What is the number of lines containing the string "this"? Answer with the number only.

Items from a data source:
******
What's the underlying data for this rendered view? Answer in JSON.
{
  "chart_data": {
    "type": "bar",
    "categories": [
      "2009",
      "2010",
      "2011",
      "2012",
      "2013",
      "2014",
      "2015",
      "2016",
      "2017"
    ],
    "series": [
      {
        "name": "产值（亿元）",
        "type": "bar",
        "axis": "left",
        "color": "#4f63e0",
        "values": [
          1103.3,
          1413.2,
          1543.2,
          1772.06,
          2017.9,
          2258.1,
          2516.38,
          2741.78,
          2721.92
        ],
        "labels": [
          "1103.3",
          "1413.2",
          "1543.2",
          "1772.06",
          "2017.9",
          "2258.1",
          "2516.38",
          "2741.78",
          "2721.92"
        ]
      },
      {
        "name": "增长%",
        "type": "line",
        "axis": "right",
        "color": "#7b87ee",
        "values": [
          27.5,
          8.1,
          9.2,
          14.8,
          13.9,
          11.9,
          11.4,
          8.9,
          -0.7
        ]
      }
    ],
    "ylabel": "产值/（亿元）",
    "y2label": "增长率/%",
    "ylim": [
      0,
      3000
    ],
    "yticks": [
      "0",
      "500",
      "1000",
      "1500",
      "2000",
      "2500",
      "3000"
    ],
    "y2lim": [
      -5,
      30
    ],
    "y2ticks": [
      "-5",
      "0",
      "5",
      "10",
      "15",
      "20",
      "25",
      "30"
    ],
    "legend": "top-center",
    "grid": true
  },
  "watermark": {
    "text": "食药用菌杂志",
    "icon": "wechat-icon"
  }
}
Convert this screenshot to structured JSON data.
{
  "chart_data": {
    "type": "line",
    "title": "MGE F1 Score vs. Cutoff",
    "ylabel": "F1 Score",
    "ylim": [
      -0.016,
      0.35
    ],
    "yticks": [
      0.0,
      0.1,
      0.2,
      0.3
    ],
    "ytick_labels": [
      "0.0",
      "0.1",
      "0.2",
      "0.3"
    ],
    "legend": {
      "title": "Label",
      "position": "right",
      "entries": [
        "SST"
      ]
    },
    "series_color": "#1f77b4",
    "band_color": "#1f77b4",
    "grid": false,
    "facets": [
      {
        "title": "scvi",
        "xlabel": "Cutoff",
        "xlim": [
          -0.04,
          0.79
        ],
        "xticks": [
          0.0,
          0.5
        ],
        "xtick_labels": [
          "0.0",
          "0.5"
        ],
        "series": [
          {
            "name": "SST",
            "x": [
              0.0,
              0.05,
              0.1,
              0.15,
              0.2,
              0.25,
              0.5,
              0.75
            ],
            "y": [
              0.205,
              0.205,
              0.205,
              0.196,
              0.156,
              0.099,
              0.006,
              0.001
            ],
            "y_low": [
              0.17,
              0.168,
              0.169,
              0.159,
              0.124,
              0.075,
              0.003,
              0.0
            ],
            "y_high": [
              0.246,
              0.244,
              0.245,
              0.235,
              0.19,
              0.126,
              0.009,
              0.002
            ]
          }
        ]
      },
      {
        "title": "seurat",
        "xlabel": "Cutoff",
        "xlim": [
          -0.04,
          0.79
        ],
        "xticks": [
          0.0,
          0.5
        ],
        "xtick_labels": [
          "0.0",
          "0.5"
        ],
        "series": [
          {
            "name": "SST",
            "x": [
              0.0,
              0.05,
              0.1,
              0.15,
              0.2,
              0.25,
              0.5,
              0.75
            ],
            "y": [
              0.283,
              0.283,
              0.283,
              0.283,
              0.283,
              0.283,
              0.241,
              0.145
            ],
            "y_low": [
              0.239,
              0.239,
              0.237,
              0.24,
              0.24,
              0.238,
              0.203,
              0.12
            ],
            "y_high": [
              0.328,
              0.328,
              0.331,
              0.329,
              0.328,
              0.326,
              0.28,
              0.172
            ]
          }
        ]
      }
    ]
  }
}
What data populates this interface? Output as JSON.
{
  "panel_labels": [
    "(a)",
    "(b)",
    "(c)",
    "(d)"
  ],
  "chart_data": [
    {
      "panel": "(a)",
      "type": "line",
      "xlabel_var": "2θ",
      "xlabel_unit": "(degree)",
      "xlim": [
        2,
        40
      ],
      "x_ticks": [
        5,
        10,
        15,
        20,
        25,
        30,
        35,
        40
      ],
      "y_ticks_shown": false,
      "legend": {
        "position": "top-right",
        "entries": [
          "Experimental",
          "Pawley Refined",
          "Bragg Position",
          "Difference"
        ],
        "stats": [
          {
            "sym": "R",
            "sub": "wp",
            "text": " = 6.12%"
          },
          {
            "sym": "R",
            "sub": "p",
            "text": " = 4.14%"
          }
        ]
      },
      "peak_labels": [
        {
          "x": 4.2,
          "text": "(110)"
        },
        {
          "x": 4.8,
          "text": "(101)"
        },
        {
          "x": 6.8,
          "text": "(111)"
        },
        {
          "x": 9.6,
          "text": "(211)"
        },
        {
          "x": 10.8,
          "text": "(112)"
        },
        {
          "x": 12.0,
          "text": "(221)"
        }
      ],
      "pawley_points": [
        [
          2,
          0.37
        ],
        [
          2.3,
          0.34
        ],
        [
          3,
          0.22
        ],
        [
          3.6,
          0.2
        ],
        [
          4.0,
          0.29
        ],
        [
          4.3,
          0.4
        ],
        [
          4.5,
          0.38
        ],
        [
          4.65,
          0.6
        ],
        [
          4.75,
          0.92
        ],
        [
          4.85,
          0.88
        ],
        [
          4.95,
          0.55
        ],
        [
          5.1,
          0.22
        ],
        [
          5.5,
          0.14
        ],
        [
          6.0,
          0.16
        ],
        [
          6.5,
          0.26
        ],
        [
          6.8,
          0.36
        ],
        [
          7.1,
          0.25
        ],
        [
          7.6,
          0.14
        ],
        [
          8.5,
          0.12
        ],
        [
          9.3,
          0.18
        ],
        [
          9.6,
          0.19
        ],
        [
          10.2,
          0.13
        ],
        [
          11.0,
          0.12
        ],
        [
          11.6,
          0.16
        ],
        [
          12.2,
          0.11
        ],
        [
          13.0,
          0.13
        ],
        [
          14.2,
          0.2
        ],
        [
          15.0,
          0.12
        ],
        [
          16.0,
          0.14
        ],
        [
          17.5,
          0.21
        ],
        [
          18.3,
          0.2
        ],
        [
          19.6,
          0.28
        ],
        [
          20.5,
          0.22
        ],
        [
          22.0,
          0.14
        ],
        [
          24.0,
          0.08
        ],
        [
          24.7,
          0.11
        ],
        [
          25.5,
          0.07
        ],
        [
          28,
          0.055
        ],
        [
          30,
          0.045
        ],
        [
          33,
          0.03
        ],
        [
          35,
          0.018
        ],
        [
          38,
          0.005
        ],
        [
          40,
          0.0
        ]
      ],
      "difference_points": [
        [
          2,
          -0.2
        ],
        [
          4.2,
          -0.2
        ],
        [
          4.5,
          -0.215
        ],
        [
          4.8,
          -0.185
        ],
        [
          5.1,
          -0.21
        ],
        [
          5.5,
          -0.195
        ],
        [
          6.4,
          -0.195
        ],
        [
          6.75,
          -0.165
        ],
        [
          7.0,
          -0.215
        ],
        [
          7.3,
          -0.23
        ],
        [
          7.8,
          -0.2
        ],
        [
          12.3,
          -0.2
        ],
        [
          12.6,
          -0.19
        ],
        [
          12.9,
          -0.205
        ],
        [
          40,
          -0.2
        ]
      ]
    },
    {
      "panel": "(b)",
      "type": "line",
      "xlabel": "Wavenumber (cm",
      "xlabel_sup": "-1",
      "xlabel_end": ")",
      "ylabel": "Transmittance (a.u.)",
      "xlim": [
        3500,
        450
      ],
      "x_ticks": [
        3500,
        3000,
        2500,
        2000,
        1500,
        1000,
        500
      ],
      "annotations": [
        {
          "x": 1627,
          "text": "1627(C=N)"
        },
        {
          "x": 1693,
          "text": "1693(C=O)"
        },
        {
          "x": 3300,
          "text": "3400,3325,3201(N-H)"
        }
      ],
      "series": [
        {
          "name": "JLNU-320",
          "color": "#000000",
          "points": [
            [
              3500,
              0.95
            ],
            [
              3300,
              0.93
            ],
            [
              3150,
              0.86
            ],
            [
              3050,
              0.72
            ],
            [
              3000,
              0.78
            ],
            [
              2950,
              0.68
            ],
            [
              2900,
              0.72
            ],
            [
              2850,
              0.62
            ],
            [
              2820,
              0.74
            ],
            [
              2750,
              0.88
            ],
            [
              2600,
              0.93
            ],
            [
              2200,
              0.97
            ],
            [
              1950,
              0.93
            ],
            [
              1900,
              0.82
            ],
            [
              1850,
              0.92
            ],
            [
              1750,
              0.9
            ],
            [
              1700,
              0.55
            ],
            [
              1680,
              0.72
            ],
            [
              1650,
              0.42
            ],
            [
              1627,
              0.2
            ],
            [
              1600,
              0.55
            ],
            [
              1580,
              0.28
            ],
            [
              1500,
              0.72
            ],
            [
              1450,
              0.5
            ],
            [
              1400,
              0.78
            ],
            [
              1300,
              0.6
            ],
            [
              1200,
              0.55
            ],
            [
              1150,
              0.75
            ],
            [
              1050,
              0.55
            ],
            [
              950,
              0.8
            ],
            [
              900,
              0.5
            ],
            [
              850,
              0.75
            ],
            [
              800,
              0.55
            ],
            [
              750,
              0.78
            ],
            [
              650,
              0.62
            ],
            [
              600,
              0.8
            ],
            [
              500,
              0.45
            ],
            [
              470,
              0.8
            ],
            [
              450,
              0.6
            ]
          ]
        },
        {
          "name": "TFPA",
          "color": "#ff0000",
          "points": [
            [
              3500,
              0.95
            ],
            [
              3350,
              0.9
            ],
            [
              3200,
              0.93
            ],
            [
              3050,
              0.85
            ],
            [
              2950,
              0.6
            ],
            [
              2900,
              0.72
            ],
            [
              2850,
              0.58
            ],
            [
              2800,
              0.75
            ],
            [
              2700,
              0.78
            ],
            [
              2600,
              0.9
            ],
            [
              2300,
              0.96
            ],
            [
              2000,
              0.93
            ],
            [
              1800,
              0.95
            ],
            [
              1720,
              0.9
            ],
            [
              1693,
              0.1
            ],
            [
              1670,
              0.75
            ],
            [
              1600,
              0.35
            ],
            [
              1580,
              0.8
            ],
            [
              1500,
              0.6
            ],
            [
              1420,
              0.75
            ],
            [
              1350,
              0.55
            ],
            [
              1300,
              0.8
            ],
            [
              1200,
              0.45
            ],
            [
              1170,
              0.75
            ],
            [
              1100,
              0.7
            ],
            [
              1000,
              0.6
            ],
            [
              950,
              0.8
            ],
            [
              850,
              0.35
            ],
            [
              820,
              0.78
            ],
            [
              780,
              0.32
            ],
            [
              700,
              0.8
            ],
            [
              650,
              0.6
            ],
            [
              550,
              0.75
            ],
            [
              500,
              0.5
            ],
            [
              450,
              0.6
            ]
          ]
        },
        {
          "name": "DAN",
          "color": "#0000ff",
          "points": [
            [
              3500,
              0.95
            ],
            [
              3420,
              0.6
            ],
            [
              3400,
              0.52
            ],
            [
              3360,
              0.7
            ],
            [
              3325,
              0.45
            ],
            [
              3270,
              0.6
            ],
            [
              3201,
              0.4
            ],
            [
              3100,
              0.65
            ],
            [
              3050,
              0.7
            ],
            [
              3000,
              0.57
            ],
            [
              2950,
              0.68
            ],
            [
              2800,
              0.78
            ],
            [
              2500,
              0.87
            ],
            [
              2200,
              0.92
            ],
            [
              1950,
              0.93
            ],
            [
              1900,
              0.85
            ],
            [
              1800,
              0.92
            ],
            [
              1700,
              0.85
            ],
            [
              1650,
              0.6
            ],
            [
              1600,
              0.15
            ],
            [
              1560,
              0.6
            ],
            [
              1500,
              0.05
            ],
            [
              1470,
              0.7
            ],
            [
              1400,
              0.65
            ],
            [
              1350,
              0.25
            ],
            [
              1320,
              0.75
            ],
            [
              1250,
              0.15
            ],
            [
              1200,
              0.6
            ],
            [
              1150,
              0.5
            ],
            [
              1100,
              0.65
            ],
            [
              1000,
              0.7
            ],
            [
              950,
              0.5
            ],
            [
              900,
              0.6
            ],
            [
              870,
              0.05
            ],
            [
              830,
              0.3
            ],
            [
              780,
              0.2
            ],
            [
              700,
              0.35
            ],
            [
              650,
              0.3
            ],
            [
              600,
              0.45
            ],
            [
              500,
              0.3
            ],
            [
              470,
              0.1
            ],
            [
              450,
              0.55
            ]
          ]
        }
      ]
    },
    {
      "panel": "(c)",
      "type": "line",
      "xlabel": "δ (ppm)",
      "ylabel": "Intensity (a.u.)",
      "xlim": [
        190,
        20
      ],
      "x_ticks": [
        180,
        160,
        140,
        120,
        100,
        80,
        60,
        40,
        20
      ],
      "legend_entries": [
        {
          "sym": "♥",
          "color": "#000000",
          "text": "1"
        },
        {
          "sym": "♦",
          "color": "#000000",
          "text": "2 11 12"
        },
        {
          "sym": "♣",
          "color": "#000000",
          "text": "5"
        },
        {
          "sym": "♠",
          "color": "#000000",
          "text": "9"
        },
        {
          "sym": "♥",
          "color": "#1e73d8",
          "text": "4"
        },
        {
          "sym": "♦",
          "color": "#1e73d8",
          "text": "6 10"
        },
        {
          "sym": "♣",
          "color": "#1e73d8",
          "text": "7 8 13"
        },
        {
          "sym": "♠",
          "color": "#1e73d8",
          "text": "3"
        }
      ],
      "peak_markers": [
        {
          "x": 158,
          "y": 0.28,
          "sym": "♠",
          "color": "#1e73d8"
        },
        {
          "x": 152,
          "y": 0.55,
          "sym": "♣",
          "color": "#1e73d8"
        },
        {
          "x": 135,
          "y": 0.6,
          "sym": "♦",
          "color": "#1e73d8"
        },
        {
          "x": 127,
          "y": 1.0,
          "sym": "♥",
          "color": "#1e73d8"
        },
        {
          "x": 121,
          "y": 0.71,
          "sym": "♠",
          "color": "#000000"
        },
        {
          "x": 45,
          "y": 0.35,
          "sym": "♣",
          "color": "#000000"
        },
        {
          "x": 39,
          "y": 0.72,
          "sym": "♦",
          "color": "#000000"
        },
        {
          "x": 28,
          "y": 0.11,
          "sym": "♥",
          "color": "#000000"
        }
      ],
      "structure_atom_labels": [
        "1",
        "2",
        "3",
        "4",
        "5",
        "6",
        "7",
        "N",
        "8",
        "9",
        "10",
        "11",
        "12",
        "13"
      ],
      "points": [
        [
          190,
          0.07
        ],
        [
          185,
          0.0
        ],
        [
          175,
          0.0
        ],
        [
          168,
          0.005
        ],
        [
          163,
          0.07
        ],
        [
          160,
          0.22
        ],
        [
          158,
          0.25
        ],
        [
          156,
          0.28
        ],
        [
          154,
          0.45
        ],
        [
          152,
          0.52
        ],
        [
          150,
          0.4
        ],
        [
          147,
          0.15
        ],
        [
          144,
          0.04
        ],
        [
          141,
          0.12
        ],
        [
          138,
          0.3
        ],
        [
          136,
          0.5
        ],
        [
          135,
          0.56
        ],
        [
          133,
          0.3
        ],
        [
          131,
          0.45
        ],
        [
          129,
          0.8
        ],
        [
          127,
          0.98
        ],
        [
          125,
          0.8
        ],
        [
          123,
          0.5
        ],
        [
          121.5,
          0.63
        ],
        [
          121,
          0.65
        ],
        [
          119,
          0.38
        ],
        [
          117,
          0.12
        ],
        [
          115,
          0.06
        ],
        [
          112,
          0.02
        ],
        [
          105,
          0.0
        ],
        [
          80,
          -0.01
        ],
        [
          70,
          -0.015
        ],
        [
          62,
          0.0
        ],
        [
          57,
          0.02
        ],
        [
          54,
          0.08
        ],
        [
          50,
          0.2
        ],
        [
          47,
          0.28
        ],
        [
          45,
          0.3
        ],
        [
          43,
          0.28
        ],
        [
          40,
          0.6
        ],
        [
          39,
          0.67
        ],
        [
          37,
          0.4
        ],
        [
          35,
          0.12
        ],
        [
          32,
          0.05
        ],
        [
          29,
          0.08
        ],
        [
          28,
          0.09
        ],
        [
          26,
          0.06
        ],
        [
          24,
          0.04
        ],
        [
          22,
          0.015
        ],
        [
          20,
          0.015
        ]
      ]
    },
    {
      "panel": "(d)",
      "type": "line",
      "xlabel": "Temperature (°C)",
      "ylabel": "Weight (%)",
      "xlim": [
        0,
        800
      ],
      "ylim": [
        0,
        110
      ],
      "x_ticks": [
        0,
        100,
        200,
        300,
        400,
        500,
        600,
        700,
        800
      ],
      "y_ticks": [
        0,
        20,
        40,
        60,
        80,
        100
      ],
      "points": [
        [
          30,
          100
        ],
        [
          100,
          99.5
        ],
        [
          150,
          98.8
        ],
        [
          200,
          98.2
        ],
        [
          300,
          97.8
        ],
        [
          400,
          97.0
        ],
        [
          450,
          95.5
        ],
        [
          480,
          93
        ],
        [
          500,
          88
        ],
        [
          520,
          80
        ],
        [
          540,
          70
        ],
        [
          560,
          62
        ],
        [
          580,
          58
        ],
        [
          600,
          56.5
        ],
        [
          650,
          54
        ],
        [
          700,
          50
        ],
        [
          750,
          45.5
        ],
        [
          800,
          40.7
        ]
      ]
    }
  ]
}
******
◆ Exercise result
3